CHALLENGE:
Answer these questions about the essay on fandom:
1. What did AO3 win in 2019?
2. Which two kinds of fandom have the last ten years merged into exercises in consumptive fandom?
3. Instead of what you consume, what is the dividing line now about?
### ARTICLE
It’s good to not have to be afraid to be a fan. It’s nice to not be ashamed of fanfiction. It’s truly beautiful that AO3 won a Hugo in 2019. It’s a shame that fandom has been co-opted by brands. It’s a shame that wider acceptance of transformative fandom has let companies pick and choose, giving only a little to the marginalised groups who thrive there. It’s a shame that the best parts of transformative fandom are being co-opted by the worst people in fandom. It’s a shame that the worst impulses of fandom seem to have the loudest voice.

The line doesn’t seem to be between curatorial and transformative fandom anymore. The last ten years have merged both into exercises in consumptive fandom. The new world of fandom is the difference between whether your fandom is for other fans or for the creators and corporations. In other words, instead of the dividing line being what you consume, it’s now about who you are paying. Are you supporting fellow fans or the megacorporation?

Fandom that wants to create communities, that wants to promote the interests of fans, protect their work, help them experience media in the best way possible for them is on one side. The fandom of nonprofits like AO3 and the sadly dying tumblr communities. The fandom that isn’t about winning but is about enjoying creativity.

Versus the fandom that wants to dictate to you, that has been approved by marketing, that is immune from criticism because real fans just spend the money first and debate it later. Or never debate at all, just unthinkingly consuming. The fandom that is valid because Zack Snyder said so. The fandom of huge mega-corporations endlessly humping the same IP over and over.

We’re lucky that the last ten years hasn’t seen fan-to-fan fandom crushed under the heel of corporate fandom. May it live long and prosper.
######
### GIVEN RECORDS
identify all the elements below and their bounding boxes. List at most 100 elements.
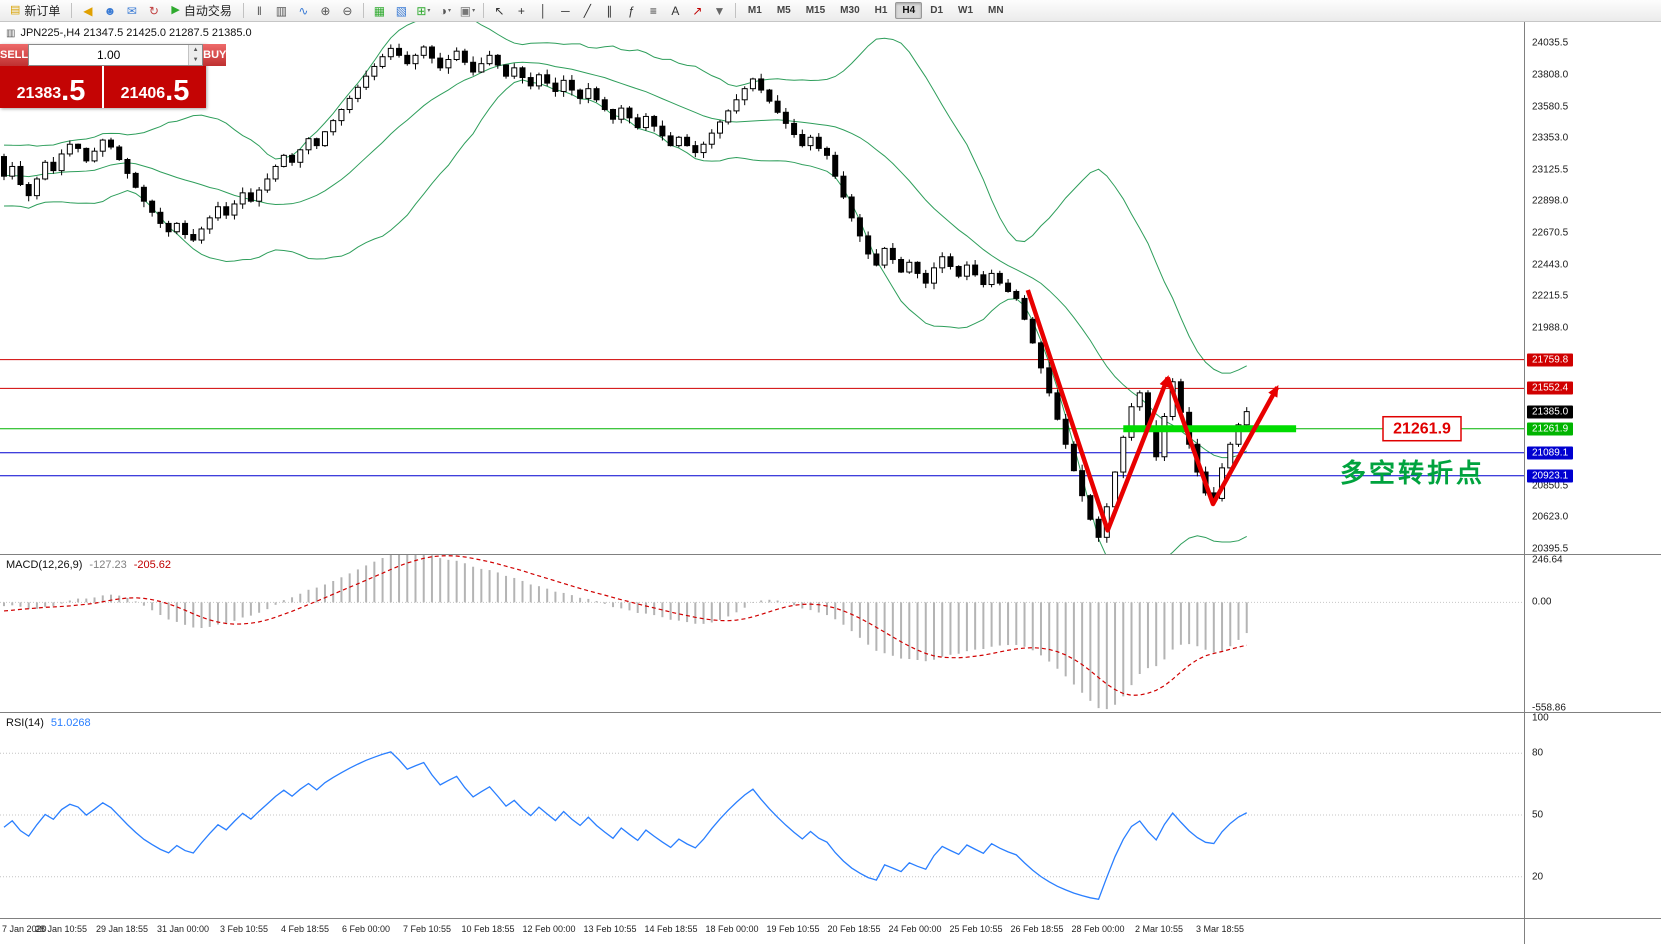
timeframe-mn[interactable]: MN: [988, 5, 1004, 16]
macd-header: MACD(12,26,9) -127.23 -205.62: [6, 559, 178, 571]
period-icon[interactable]: ◑ ▾: [439, 3, 452, 18]
time-label: 29 Jan 18:55: [95, 924, 149, 934]
time-label: 20 Feb 18:55: [827, 924, 881, 934]
rsi-header: RSI(14) 51.0268: [6, 717, 98, 729]
trend-arrows[interactable]: [1025, 289, 1280, 533]
autotrading-button[interactable]: ▶ 自动交易: [165, 2, 237, 20]
macd-signal-line: [3, 555, 1247, 696]
price-tick: 20850.5: [1532, 480, 1569, 492]
timeframe-m5[interactable]: M5: [776, 5, 791, 16]
macd-main-value: -127.23: [89, 559, 127, 571]
time-label: 3 Mar 18:55: [1195, 924, 1245, 934]
rsi-line: [3, 751, 1248, 901]
new-order-button-icon: ▤: [10, 4, 21, 16]
timeframe-m15[interactable]: M15: [805, 5, 826, 16]
vertical-line-icon[interactable]: │: [539, 3, 548, 18]
price-tick: 20395.5: [1532, 543, 1569, 555]
main-chart-canvas[interactable]: 21261.9 多空转折点: [0, 22, 1524, 554]
time-label: 13 Feb 10:55: [583, 924, 637, 934]
dropdown-caret-icon: ▾: [427, 8, 431, 14]
price-tick: 23580.5: [1532, 101, 1569, 113]
symbol-ohlc-text: JPN225-,H4 21347.5 21425.0 21287.5 21385…: [20, 27, 252, 39]
rsi-tick: 50: [1532, 809, 1544, 821]
zoom-out-icon[interactable]: ⊖: [342, 3, 353, 18]
dropdown-caret-icon: ▾: [448, 8, 452, 14]
time-label: 14 Feb 18:55: [644, 924, 698, 934]
timeframe-d1[interactable]: D1: [930, 5, 944, 16]
template-icon[interactable]: ▣ ▾: [459, 3, 476, 18]
new-chart-icon[interactable]: ⊞ ▾: [416, 3, 431, 18]
volume-input[interactable]: [29, 45, 189, 65]
time-label: 24 Feb 00:00: [888, 924, 942, 934]
channel-icon[interactable]: ∥: [606, 3, 613, 18]
time-label: 7 Jan 2020: [2, 924, 47, 934]
timeframe-h4[interactable]: H4: [895, 2, 923, 19]
time-label: 28 Jan 10:55: [34, 924, 88, 934]
rsi-tick: 20: [1532, 871, 1544, 883]
price-tick: 23353.0: [1532, 132, 1569, 144]
turning-point-annotation[interactable]: 多空转折点: [1340, 458, 1485, 488]
alert-horn-icon[interactable]: ◀: [83, 3, 93, 18]
macd-tick: 246.64: [1532, 554, 1563, 566]
timeframe-m1[interactable]: M1: [747, 5, 762, 16]
price-axis[interactable]: 24035.5 23808.0 23580.5 23353.0 23125.5 22898…: [1524, 22, 1661, 944]
buy-price-pip: .5: [165, 75, 190, 107]
toolbar-separator: [482, 3, 484, 18]
community-icon[interactable]: ☻: [103, 3, 117, 18]
price-tick: 21988.0: [1532, 322, 1569, 334]
time-label: 6 Feb 00:00: [341, 924, 391, 934]
toolbar-separator: [242, 3, 244, 18]
buy-price-int: 21406: [120, 85, 166, 102]
rsi-value: 51.0268: [50, 717, 91, 729]
axis-separator: [1525, 554, 1661, 555]
timeframe-w1[interactable]: W1: [958, 5, 974, 16]
axis-separator: [1525, 918, 1661, 919]
price-line-label: 21385.0: [1527, 405, 1574, 419]
trendline-icon[interactable]: ╱: [583, 3, 592, 18]
bar-chart-icon[interactable]: ‖: [256, 3, 262, 18]
toolbar: ▤ 新订单 ◀ ☻ ✉ ↻ ▶ 自动交易 ‖ ▥ ∿ ⊕ ⊖ ▦ ▧ ⊞ ▾ ◑ ▾ ▣ ▾ ↖ + │ ─ ╱ ∥ ƒ ≡ A ↗ ▼ M1 M…: [0, 0, 1661, 22]
cascade-windows-icon[interactable]: ▧: [395, 3, 408, 18]
crosshair-icon[interactable]: +: [517, 3, 525, 18]
panel-separator[interactable]: [0, 712, 1524, 713]
objects-dropdown-icon[interactable]: ▼: [713, 3, 726, 18]
volume-up-icon[interactable]: ▲: [189, 45, 203, 55]
price-line-label: 21552.4: [1527, 381, 1574, 395]
price-line-label: 21759.8: [1527, 353, 1574, 367]
chart-icon: ▥: [6, 27, 16, 39]
price-callout[interactable]: 21261.9: [1382, 415, 1462, 442]
zoom-in-icon[interactable]: ⊕: [320, 3, 331, 18]
text-label-icon[interactable]: A: [671, 3, 680, 18]
fibonacci-icon[interactable]: ƒ: [628, 3, 635, 18]
buy-price-display[interactable]: 21406.5: [104, 66, 206, 108]
timeframe-m30[interactable]: M30: [840, 5, 860, 16]
rsi-panel[interactable]: [0, 712, 1524, 918]
macd-panel[interactable]: [0, 554, 1524, 712]
price-line-label: 21261.9: [1527, 422, 1574, 436]
buy-button[interactable]: BUY: [203, 44, 227, 66]
refresh-icon[interactable]: ↻: [148, 3, 159, 18]
sell-price-display[interactable]: 21383.5: [0, 66, 102, 108]
cursor-icon[interactable]: ↖: [494, 3, 505, 18]
timeframe-h1[interactable]: H1: [874, 5, 888, 16]
time-axis[interactable]: 7 Jan 2020 28 Jan 10:55 29 Jan 18:55 31 Jan…: [0, 918, 1524, 944]
new-order-button[interactable]: ▤ 新订单: [4, 2, 66, 20]
volume-down-icon[interactable]: ▼: [189, 55, 203, 65]
price-tick: 22898.0: [1532, 195, 1569, 207]
horizontal-line-icon[interactable]: ─: [561, 3, 570, 18]
price-tick: 24035.5: [1532, 37, 1569, 49]
panel-separator[interactable]: [0, 554, 1524, 555]
candlestick-chart-icon[interactable]: ▥: [275, 3, 288, 18]
sell-button[interactable]: SELL: [0, 44, 29, 66]
line-chart-icon[interactable]: ∿: [298, 3, 309, 18]
toolbar-separator: [734, 3, 736, 18]
chat-icon[interactable]: ✉: [126, 3, 137, 18]
tile-windows-icon[interactable]: ▦: [373, 3, 386, 18]
chart-window: 21261.9 多空转折点 ▥ JPN225-,H4 21347.5 21425.…: [0, 22, 1524, 944]
level-lines[interactable]: [0, 359, 1524, 477]
time-label: 2 Mar 10:55: [1134, 924, 1184, 934]
cycle-lines-icon[interactable]: ≡: [649, 3, 657, 18]
sell-price-int: 21383: [16, 85, 62, 102]
panel-separator: [0, 918, 1524, 919]
arrow-object-icon[interactable]: ↗: [692, 3, 703, 18]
######
SOLUTION TO THIS EXERCISE:
1. A Hugo.
2. Curatorial and transformative fandom.
3. Who you are paying.